- What is needed:
Rewrite the lines beginning with the one that contains "slide-canvas: 弄清楚几个问题 什么是成本?" and ending with the one that contains "gold-band-shape bbox=[670, 712, 1420, 798]", renaming "bottom-decoration" as "footer-decoration" and leaving everything else the same. Give only those lines.

◆ ◆ ◆ ◆ ◆ ◆ ◆

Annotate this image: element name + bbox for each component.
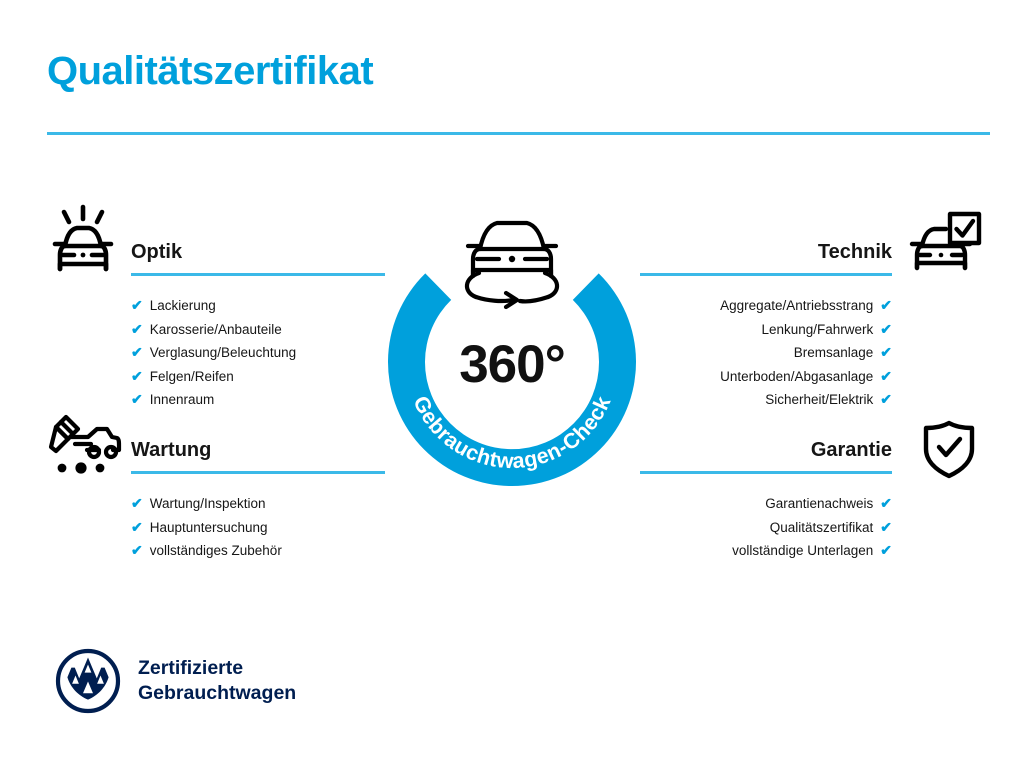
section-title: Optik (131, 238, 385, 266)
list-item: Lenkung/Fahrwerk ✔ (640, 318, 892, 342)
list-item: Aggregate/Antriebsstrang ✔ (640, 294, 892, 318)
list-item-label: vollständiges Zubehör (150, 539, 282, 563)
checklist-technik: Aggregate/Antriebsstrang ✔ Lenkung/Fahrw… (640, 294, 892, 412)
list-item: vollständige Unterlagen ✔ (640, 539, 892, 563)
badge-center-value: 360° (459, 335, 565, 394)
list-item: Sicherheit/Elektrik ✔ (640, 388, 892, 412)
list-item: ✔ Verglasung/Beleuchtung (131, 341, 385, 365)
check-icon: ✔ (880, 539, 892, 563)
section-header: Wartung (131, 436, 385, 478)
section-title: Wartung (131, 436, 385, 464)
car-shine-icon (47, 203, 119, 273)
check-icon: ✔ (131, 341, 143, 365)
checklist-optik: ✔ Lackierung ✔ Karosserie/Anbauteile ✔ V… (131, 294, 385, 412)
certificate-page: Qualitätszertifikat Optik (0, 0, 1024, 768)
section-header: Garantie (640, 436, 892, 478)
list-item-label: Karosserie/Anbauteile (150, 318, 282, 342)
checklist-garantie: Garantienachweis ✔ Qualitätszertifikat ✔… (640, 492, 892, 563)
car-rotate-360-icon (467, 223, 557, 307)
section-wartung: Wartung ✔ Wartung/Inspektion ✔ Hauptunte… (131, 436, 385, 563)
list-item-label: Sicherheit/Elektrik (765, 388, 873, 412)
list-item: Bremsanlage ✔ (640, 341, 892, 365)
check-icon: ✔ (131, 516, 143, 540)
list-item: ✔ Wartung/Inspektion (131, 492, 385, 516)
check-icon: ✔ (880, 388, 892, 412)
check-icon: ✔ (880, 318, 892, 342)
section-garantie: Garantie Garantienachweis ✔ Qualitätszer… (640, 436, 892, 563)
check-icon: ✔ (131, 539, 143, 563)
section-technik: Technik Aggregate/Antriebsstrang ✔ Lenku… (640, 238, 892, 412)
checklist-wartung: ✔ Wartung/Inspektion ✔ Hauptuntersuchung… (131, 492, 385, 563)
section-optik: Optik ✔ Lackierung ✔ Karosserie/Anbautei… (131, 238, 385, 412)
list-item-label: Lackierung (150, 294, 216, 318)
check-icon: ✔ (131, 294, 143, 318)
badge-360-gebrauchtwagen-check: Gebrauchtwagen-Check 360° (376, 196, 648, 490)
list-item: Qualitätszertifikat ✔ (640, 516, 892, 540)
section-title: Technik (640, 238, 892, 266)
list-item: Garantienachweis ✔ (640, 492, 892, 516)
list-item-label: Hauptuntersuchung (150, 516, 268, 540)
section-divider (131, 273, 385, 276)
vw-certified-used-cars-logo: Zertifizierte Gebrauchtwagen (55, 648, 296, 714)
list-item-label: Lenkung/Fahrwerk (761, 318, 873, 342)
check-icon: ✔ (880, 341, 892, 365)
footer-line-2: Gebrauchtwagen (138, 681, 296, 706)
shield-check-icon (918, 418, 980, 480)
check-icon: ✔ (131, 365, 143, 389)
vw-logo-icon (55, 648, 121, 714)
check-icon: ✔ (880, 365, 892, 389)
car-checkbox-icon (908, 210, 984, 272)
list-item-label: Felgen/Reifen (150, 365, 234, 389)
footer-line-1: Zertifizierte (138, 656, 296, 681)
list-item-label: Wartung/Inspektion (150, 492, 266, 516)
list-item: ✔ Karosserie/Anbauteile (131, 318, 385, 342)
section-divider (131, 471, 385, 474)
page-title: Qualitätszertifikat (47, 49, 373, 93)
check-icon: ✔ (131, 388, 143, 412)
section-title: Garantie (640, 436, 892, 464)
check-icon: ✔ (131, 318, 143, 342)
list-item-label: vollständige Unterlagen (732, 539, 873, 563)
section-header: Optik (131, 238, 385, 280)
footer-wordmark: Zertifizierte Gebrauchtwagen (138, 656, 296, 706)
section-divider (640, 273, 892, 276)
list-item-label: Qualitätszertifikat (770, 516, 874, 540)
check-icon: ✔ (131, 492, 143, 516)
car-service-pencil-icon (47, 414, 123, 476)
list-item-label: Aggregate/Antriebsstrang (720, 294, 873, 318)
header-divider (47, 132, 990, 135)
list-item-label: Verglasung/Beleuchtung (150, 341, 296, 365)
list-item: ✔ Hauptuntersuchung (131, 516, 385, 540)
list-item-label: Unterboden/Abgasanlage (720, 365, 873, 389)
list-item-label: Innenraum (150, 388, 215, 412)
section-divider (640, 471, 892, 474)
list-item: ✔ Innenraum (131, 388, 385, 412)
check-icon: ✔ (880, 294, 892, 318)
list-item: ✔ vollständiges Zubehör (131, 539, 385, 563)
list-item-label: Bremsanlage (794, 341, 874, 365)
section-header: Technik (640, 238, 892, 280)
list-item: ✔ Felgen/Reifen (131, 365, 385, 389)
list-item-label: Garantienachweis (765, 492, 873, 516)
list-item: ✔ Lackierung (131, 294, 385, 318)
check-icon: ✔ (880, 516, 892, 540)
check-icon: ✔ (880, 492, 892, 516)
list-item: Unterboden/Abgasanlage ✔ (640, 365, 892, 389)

◆ ◆ ◆ ◆ ◆ ◆ ◆

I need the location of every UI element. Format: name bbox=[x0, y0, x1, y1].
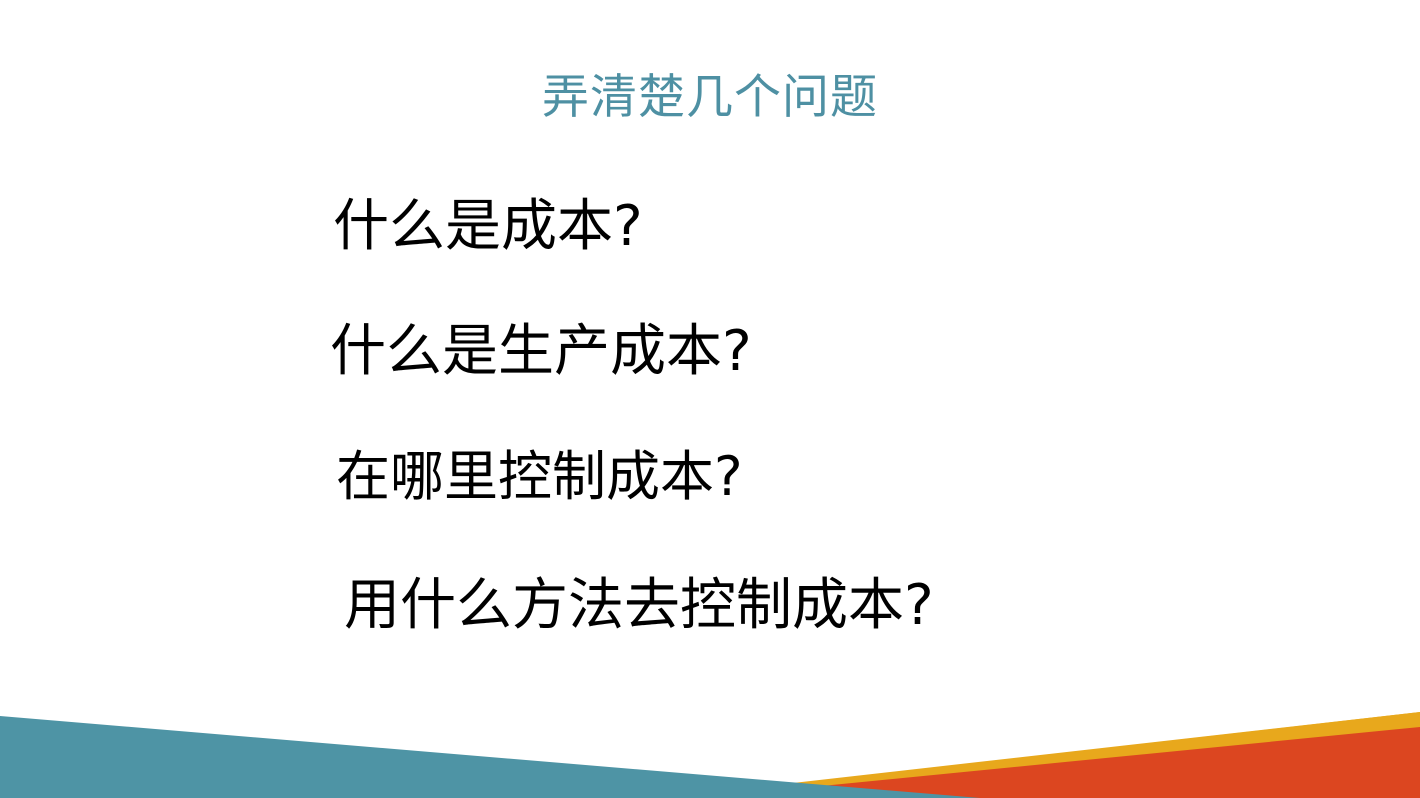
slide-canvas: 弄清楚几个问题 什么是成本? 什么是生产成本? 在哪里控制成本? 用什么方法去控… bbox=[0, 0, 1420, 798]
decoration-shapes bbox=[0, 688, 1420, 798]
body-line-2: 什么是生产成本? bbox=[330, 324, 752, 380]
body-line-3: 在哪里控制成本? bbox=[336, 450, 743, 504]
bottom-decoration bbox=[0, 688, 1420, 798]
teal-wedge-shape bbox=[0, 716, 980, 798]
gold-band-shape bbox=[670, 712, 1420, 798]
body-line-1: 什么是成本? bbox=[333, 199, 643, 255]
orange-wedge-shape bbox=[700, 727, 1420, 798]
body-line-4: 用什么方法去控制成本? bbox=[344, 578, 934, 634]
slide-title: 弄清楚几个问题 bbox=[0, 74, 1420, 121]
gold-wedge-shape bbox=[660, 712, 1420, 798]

◆ ◆ ◆ ◆ ◆ ◆ ◆

- Result below:
slide-canvas: 弄清楚几个问题 什么是成本? 什么是生产成本? 在哪里控制成本? 用什么方法去控… bbox=[0, 0, 1420, 798]
decoration-shapes bbox=[0, 688, 1420, 798]
body-line-2: 什么是生产成本? bbox=[330, 324, 752, 380]
body-line-3: 在哪里控制成本? bbox=[336, 450, 743, 504]
footer-decoration bbox=[0, 688, 1420, 798]
teal-wedge-shape bbox=[0, 716, 980, 798]
gold-band-shape bbox=[670, 712, 1420, 798]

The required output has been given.